Give only the number of lines in these records that contain the word "structure".

### [Rows]

■ ■ ■ ■ ■

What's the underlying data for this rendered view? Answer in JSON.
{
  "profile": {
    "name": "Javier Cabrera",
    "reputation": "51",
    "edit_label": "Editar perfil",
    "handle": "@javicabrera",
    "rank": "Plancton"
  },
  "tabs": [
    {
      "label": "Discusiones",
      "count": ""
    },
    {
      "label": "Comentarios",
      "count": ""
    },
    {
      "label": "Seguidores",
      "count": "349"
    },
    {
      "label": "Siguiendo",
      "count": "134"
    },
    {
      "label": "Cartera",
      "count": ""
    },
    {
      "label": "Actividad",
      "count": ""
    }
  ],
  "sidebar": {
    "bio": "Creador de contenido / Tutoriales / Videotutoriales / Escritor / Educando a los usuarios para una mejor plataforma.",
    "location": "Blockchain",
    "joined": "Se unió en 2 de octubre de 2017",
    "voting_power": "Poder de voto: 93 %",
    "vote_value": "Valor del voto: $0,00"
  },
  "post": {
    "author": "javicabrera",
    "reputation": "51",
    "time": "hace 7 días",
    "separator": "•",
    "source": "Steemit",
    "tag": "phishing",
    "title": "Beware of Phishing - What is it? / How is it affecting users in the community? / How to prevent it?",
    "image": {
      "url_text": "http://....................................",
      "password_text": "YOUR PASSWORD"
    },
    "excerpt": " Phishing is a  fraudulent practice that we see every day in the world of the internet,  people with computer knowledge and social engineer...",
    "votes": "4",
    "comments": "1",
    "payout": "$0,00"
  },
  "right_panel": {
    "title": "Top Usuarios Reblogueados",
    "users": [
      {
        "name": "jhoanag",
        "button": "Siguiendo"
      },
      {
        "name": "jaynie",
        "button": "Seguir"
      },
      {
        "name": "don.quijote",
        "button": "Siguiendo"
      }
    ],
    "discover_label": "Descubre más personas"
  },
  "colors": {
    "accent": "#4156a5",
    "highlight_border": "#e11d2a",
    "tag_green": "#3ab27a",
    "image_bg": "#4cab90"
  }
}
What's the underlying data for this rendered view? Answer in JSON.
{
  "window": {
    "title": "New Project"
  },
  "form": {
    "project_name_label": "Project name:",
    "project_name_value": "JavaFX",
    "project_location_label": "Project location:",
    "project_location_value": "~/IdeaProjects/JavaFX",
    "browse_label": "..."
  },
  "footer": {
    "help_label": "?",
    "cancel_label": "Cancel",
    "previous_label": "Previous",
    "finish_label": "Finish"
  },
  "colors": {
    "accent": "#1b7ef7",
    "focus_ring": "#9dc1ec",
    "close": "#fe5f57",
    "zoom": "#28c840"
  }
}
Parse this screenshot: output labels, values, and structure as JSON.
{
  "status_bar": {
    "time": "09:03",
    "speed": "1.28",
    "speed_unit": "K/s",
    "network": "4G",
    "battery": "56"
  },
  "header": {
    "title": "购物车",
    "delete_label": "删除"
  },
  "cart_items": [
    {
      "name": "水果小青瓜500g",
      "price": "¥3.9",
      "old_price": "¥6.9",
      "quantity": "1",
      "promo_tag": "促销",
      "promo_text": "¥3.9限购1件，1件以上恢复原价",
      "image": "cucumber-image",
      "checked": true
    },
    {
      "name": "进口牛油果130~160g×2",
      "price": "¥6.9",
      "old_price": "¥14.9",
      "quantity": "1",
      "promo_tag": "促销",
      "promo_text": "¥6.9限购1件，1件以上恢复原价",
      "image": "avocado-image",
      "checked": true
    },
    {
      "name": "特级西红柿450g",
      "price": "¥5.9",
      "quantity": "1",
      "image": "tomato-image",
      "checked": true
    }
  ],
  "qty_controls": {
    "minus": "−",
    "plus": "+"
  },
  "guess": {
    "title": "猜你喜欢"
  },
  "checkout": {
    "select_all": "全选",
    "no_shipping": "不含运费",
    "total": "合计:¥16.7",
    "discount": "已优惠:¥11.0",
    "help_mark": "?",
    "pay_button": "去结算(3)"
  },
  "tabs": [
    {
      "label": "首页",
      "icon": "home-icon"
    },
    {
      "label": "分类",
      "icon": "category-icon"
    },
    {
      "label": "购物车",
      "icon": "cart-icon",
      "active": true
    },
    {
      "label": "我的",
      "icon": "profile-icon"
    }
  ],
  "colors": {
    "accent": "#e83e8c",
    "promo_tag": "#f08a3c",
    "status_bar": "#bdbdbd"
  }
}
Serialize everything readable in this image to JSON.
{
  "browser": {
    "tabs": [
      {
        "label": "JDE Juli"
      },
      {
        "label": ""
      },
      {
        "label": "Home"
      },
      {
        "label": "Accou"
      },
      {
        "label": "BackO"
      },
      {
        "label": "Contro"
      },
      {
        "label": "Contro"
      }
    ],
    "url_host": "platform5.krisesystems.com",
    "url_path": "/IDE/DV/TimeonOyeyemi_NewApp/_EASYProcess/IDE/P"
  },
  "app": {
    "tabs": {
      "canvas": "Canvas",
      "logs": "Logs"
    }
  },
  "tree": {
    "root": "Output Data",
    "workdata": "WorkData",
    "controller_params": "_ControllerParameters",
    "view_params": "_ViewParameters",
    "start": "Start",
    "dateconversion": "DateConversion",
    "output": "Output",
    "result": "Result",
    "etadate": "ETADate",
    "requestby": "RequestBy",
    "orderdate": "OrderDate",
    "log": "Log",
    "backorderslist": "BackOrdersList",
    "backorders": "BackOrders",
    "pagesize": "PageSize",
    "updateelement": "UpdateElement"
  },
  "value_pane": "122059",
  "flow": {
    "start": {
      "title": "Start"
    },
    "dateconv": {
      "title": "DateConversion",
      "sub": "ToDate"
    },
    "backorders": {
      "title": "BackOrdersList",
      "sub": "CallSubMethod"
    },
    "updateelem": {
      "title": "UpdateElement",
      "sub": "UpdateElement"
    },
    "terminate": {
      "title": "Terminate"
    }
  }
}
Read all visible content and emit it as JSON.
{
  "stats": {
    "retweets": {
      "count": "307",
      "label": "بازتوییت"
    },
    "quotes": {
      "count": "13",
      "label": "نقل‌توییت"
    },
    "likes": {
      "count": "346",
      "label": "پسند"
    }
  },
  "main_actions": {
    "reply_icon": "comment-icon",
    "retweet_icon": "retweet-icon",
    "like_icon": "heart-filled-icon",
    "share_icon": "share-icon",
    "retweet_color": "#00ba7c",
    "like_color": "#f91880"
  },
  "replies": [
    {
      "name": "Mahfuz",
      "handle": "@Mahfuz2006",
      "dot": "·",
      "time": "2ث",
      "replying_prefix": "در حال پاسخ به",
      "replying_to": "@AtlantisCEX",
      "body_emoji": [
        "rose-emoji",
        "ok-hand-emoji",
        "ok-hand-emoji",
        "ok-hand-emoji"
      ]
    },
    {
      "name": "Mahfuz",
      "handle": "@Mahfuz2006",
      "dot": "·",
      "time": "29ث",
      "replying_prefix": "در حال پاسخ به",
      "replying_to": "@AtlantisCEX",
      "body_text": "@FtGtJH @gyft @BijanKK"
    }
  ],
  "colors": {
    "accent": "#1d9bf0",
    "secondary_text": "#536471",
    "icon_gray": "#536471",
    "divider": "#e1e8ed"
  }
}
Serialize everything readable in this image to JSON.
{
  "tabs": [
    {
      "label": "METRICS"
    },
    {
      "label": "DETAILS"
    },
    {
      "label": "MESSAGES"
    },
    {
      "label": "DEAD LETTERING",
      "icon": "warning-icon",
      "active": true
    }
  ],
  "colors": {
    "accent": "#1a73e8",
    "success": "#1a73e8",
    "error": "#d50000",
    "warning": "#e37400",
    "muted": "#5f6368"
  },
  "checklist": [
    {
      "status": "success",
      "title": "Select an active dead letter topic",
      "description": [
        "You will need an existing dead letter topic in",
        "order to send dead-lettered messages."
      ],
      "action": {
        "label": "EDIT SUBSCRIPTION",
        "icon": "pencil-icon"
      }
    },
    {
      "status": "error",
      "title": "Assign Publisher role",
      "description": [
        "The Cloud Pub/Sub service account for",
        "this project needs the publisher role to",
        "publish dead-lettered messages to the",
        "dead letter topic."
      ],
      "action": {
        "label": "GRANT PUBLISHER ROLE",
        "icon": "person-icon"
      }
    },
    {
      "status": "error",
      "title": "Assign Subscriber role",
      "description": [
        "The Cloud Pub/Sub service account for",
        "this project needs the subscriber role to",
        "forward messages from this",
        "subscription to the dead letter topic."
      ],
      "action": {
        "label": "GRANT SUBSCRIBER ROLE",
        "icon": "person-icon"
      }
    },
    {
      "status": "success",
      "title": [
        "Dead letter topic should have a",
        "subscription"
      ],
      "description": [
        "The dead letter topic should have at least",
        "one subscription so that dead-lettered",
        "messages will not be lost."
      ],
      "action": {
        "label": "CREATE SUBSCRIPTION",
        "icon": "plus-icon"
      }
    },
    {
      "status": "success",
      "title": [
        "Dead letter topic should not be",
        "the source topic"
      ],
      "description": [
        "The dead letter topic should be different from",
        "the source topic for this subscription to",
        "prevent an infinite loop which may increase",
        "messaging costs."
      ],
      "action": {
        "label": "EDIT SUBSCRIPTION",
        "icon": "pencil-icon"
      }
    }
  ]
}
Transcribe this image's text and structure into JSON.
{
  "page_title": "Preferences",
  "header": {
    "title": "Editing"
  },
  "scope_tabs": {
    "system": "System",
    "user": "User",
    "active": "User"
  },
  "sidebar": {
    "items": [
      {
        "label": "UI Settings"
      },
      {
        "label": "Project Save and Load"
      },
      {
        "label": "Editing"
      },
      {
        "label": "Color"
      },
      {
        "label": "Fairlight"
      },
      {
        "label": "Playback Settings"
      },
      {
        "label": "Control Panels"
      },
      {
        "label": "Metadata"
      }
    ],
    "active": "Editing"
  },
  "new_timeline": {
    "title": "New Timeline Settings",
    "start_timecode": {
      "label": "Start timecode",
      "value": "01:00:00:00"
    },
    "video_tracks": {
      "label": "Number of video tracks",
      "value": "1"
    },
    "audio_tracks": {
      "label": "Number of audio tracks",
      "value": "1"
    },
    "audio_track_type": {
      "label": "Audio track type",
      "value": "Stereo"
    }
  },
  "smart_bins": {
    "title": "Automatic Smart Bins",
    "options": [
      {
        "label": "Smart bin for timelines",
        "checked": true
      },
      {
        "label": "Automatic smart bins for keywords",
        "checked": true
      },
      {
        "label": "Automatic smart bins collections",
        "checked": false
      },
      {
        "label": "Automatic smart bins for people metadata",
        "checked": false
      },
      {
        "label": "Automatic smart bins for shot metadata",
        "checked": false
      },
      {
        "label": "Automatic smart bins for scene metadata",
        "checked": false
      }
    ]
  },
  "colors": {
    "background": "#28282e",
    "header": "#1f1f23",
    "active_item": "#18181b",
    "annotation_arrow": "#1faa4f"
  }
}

■ ■ ■ ■ ■

### [Response below]
2